Brief:
In the copy, include every entry exactly but none of the pictures.

Excerpt from a dataset:
╔══

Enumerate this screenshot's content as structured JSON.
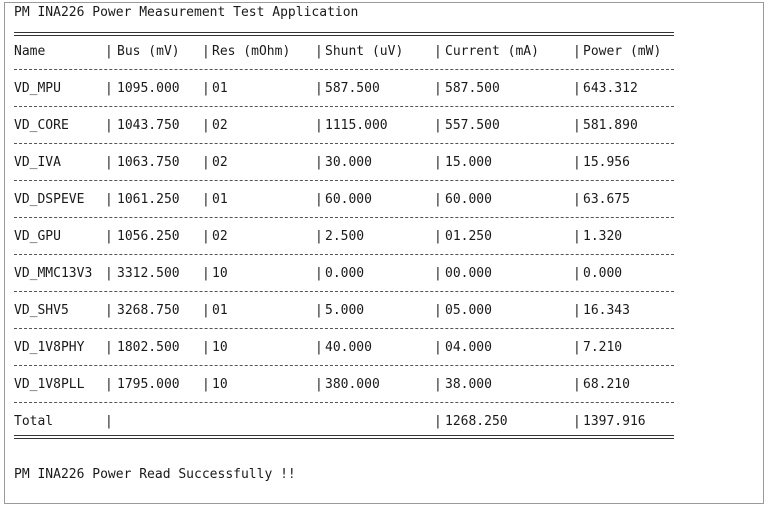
{
  "title": "PM INA226 Power Measurement Test Application",
  "headers": [
    "Name",
    "Bus (mV)",
    "Res (mOhm)",
    "Shunt (uV)",
    "Current (mA)",
    "Power (mW)"
  ],
  "rows": [
    [
      "VD_MPU",
      "1095.000",
      "01",
      "587.500",
      "587.500",
      "643.312"
    ],
    [
      "VD_CORE",
      "1043.750",
      "02",
      "1115.000",
      "557.500",
      "581.890"
    ],
    [
      "VD_IVA",
      "1063.750",
      "02",
      "30.000",
      "15.000",
      "15.956"
    ],
    [
      "VD_DSPEVE",
      "1061.250",
      "01",
      "60.000",
      "60.000",
      "63.675"
    ],
    [
      "VD_GPU",
      "1056.250",
      "02",
      "2.500",
      "01.250",
      "1.320"
    ],
    [
      "VD_MMC13V3",
      "3312.500",
      "10",
      "0.000",
      "00.000",
      "0.000"
    ],
    [
      "VD_SHV5",
      "3268.750",
      "01",
      "5.000",
      "05.000",
      "16.343"
    ],
    [
      "VD_1V8PHY",
      "1802.500",
      "10",
      "40.000",
      "04.000",
      "7.210"
    ],
    [
      "VD_1V8PLL",
      "1795.000",
      "10",
      "380.000",
      "38.000",
      "68.210"
    ]
  ],
  "total": {
    "label": "Total",
    "current": "1268.250",
    "power": "1397.916"
  },
  "footer": "PM INA226 Power Read Successfully !!"
}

╚══

Solution to this problem:
Enumerate this screenshot's content as structured JSON.
{
  "title": "PM INA226 Power Measurement Test Application",
  "headers": [
    "Name",
    "Bus (mV)",
    "Res (mOhm)",
    "Shunt (uV)",
    "Current (mA)",
    "Power (mW)"
  ],
  "rows": [
    [
      "VD_MPU",
      "1095.000",
      "01",
      "587.500",
      "587.500",
      "643.312"
    ],
    [
      "VD_CORE",
      "1043.750",
      "02",
      "1115.000",
      "557.500",
      "581.890"
    ],
    [
      "VD_IVA",
      "1063.750",
      "02",
      "30.000",
      "15.000",
      "15.956"
    ],
    [
      "VD_DSPEVE",
      "1061.250",
      "01",
      "60.000",
      "60.000",
      "63.675"
    ],
    [
      "VD_GPU",
      "1056.250",
      "02",
      "2.500",
      "01.250",
      "1.320"
    ],
    [
      "VD_MMC13V3",
      "3312.500",
      "10",
      "0.000",
      "00.000",
      "0.000"
    ],
    [
      "VD_SHV5",
      "3268.750",
      "01",
      "5.000",
      "05.000",
      "16.343"
    ],
    [
      "VD_1V8PHY",
      "1802.500",
      "10",
      "40.000",
      "04.000",
      "7.210"
    ],
    [
      "VD_1V8PLL",
      "1795.000",
      "10",
      "380.000",
      "38.000",
      "68.210"
    ]
  ],
  "total": {
    "label": "Total",
    "current": "1268.250",
    "power": "1397.916"
  },
  "footer": "PM INA226 Power Read Successfully !!"
}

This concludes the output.